== What to do ==
The listing below should be written out exactly; please include all of it.

>> BEGIN

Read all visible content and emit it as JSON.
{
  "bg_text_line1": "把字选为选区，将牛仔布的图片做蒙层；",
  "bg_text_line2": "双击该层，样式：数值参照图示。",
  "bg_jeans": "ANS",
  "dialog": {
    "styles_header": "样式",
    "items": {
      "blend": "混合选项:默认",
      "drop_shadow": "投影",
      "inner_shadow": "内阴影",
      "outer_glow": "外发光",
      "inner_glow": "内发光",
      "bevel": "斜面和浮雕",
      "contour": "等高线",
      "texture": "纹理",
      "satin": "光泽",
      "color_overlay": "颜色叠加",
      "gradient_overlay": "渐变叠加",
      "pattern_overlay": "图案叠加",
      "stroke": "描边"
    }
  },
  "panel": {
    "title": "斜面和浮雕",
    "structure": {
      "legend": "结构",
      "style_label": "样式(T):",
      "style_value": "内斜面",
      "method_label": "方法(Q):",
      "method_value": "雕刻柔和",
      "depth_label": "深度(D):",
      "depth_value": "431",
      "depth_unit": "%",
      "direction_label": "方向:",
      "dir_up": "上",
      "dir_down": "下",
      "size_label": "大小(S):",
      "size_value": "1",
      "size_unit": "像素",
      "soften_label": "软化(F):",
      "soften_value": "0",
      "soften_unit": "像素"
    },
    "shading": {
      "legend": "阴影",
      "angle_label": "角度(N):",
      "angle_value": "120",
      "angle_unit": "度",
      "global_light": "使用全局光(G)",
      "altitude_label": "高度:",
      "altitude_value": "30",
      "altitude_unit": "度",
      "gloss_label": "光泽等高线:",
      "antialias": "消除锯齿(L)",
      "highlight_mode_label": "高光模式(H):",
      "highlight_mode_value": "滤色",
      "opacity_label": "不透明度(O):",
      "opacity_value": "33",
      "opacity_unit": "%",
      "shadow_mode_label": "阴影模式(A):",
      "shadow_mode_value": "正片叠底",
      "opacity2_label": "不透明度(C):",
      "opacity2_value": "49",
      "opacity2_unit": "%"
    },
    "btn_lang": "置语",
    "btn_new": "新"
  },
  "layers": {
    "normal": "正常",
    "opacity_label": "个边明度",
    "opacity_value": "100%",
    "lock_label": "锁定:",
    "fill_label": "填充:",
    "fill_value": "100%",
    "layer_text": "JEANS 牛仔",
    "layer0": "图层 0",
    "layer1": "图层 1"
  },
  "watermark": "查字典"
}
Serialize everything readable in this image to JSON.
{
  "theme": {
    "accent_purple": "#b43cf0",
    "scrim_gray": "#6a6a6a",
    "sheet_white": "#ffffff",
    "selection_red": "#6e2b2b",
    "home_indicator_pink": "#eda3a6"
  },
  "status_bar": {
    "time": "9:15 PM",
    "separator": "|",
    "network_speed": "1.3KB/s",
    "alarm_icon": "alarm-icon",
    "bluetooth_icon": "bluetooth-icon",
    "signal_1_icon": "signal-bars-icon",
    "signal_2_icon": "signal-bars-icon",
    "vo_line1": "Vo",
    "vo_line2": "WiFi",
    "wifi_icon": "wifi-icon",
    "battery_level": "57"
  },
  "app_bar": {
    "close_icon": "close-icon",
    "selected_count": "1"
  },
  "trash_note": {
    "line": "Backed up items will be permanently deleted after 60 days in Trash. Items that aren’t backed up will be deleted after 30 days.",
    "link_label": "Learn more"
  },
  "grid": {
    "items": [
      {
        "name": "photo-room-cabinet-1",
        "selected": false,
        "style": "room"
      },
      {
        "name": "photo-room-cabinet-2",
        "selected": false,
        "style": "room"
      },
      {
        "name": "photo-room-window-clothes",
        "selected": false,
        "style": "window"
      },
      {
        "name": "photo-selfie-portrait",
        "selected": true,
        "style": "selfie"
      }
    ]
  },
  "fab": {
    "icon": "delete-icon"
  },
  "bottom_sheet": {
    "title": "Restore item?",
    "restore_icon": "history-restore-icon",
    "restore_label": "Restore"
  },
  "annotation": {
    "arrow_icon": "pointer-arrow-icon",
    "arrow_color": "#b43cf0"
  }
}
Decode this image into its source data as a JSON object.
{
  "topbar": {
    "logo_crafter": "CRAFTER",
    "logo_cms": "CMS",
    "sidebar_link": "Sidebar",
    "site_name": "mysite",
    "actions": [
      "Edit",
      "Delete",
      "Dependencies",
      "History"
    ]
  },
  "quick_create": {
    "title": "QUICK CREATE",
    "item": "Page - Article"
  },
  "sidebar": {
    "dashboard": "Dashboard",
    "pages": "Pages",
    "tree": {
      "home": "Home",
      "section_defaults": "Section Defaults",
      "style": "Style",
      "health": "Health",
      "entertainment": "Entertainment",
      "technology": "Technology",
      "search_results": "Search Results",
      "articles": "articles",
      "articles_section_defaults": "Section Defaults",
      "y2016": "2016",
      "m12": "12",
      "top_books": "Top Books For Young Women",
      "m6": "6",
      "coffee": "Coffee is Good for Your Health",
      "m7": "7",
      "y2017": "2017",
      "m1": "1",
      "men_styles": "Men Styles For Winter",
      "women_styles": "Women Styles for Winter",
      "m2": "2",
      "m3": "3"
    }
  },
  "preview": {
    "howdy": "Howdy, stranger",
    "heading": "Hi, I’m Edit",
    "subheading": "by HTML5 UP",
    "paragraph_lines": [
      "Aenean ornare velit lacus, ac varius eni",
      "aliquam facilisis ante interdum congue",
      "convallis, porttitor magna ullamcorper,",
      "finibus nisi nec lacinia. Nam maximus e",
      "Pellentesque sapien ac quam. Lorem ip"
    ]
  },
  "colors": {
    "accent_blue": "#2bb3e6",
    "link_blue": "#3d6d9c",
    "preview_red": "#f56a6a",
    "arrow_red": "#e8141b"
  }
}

>> END

== Task result ==
Read all visible content and emit it as JSON.
{
  "bg_text_line1": "把字选为选区，将牛仔布的图片做蒙层；",
  "bg_text_line2": "双击该层，样式：数值参照图示。",
  "bg_jeans": "ANS",
  "dialog": {
    "styles_header": "样式",
    "items": {
      "blend": "混合选项:默认",
      "drop_shadow": "投影",
      "inner_shadow": "内阴影",
      "outer_glow": "外发光",
      "inner_glow": "内发光",
      "bevel": "斜面和浮雕",
      "contour": "等高线",
      "texture": "纹理",
      "satin": "光泽",
      "color_overlay": "颜色叠加",
      "gradient_overlay": "渐变叠加",
      "pattern_overlay": "图案叠加",
      "stroke": "描边"
    }
  },
  "panel": {
    "title": "斜面和浮雕",
    "structure": {
      "legend": "结构",
      "style_label": "样式(T):",
      "style_value": "内斜面",
      "method_label": "方法(Q):",
      "method_value": "雕刻柔和",
      "depth_label": "深度(D):",
      "depth_value": "431",
      "depth_unit": "%",
      "direction_label": "方向:",
      "dir_up": "上",
      "dir_down": "下",
      "size_label": "大小(S):",
      "size_value": "1",
      "size_unit": "像素",
      "soften_label": "软化(F):",
      "soften_value": "0",
      "soften_unit": "像素"
    },
    "shading": {
      "legend": "阴影",
      "angle_label": "角度(N):",
      "angle_value": "120",
      "angle_unit": "度",
      "global_light": "使用全局光(G)",
      "altitude_label": "高度:",
      "altitude_value": "30",
      "altitude_unit": "度",
      "gloss_label": "光泽等高线:",
      "antialias": "消除锯齿(L)",
      "highlight_mode_label": "高光模式(H):",
      "highlight_mode_value": "滤色",
      "opacity_label": "不透明度(O):",
      "opacity_value": "33",
      "opacity_unit": "%",
      "shadow_mode_label": "阴影模式(A):",
      "shadow_mode_value": "正片叠底",
      "opacity2_label": "不透明度(C):",
      "opacity2_value": "49",
      "opacity2_unit": "%"
    },
    "btn_lang": "置语",
    "btn_new": "新"
  },
  "layers": {
    "normal": "正常",
    "opacity_label": "个边明度",
    "opacity_value": "100%",
    "lock_label": "锁定:",
    "fill_label": "填充:",
    "fill_value": "100%",
    "layer_text": "JEANS 牛仔",
    "layer0": "图层 0",
    "layer1": "图层 1"
  },
  "watermark": "查字典"
}
Serialize everything readable in this image to JSON.
{
  "theme": {
    "accent_purple": "#b43cf0",
    "scrim_gray": "#6a6a6a",
    "sheet_white": "#ffffff",
    "selection_red": "#6e2b2b",
    "home_indicator_pink": "#eda3a6"
  },
  "status_bar": {
    "time": "9:15 PM",
    "separator": "|",
    "network_speed": "1.3KB/s",
    "alarm_icon": "alarm-icon",
    "bluetooth_icon": "bluetooth-icon",
    "signal_1_icon": "signal-bars-icon",
    "signal_2_icon": "signal-bars-icon",
    "vo_line1": "Vo",
    "vo_line2": "WiFi",
    "wifi_icon": "wifi-icon",
    "battery_level": "57"
  },
  "app_bar": {
    "close_icon": "close-icon",
    "selected_count": "1"
  },
  "trash_note": {
    "line": "Backed up items will be permanently deleted after 60 days in Trash. Items that aren’t backed up will be deleted after 30 days.",
    "link_label": "Learn more"
  },
  "grid": {
    "items": [
      {
        "name": "photo-room-cabinet-1",
        "selected": false,
        "style": "room"
      },
      {
        "name": "photo-room-cabinet-2",
        "selected": false,
        "style": "room"
      },
      {
        "name": "photo-room-window-clothes",
        "selected": false,
        "style": "window"
      },
      {
        "name": "photo-selfie-portrait",
        "selected": true,
        "style": "selfie"
      }
    ]
  },
  "fab": {
    "icon": "delete-icon"
  },
  "bottom_sheet": {
    "title": "Restore item?",
    "restore_icon": "history-restore-icon",
    "restore_label": "Restore"
  },
  "annotation": {
    "arrow_icon": "pointer-arrow-icon",
    "arrow_color": "#b43cf0"
  }
}
Decode this image into its source data as a JSON object.
{
  "topbar": {
    "logo_crafter": "CRAFTER",
    "logo_cms": "CMS",
    "sidebar_link": "Sidebar",
    "site_name": "mysite",
    "actions": [
      "Edit",
      "Delete",
      "Dependencies",
      "History"
    ]
  },
  "quick_create": {
    "title": "QUICK CREATE",
    "item": "Page - Article"
  },
  "sidebar": {
    "dashboard": "Dashboard",
    "pages": "Pages",
    "tree": {
      "home": "Home",
      "section_defaults": "Section Defaults",
      "style": "Style",
      "health": "Health",
      "entertainment": "Entertainment",
      "technology": "Technology",
      "search_results": "Search Results",
      "articles": "articles",
      "articles_section_defaults": "Section Defaults",
      "y2016": "2016",
      "m12": "12",
      "top_books": "Top Books For Young Women",
      "m6": "6",
      "coffee": "Coffee is Good for Your Health",
      "m7": "7",
      "y2017": "2017",
      "m1": "1",
      "men_styles": "Men Styles For Winter",
      "women_styles": "Women Styles for Winter",
      "m2": "2",
      "m3": "3"
    }
  },
  "preview": {
    "howdy": "Howdy, stranger",
    "heading": "Hi, I’m Edit",
    "subheading": "by HTML5 UP",
    "paragraph_lines": [
      "Aenean ornare velit lacus, ac varius eni",
      "aliquam facilisis ante interdum congue",
      "convallis, porttitor magna ullamcorper,",
      "finibus nisi nec lacinia. Nam maximus e",
      "Pellentesque sapien ac quam. Lorem ip"
    ]
  },
  "colors": {
    "accent_blue": "#2bb3e6",
    "link_blue": "#3d6d9c",
    "preview_red": "#f56a6a",
    "arrow_red": "#e8141b"
  }
}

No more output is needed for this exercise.